**Information provided:**

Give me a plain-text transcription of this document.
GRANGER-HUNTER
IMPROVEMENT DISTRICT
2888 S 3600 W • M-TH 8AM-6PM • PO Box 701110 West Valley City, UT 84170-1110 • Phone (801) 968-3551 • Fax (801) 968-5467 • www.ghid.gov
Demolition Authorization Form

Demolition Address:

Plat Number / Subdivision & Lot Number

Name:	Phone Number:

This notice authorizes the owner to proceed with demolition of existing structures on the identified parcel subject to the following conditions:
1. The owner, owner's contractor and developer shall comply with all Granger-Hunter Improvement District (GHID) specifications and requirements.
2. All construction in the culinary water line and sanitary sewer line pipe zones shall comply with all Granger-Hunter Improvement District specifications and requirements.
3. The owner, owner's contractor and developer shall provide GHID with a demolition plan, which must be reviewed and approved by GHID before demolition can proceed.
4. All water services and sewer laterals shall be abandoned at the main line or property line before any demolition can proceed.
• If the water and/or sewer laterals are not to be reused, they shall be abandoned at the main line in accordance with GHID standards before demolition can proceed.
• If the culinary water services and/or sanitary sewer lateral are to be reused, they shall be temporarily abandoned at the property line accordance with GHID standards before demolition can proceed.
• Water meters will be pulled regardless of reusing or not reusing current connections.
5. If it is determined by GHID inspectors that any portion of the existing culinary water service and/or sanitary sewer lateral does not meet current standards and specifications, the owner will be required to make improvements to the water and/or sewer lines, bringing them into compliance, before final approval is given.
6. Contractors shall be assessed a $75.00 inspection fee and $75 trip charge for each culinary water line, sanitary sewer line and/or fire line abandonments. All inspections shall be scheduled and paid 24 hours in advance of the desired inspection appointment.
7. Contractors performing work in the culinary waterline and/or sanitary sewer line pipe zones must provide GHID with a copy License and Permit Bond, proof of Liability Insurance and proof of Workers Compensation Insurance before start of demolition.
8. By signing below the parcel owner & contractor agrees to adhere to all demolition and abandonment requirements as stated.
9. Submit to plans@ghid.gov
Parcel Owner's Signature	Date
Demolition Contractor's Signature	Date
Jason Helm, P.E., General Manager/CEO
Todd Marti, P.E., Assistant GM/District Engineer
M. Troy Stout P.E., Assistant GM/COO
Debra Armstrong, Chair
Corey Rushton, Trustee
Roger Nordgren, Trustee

* * *

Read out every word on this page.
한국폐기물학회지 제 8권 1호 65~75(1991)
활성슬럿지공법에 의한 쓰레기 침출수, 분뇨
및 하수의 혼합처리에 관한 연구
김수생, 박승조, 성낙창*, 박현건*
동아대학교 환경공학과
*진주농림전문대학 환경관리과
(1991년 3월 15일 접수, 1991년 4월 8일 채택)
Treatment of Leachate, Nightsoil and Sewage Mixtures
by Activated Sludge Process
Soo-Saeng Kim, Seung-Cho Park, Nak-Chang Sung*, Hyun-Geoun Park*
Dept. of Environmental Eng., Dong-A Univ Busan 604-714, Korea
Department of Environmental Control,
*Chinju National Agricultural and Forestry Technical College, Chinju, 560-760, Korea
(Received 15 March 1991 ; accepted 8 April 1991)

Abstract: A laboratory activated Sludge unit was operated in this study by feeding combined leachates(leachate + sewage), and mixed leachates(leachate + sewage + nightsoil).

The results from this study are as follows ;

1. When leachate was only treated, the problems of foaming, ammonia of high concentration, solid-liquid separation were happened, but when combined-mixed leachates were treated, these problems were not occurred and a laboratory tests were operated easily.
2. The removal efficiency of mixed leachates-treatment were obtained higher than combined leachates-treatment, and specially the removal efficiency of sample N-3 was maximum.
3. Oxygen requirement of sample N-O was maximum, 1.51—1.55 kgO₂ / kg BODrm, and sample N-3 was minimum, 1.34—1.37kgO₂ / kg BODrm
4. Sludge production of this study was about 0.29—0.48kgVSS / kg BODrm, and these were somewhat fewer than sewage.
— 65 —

**Requirements:** Check every line for "Number" and show the ones that have it.

**Correct result:**
Plat Number / Subdivision & Lot Number
Name:	Phone Number:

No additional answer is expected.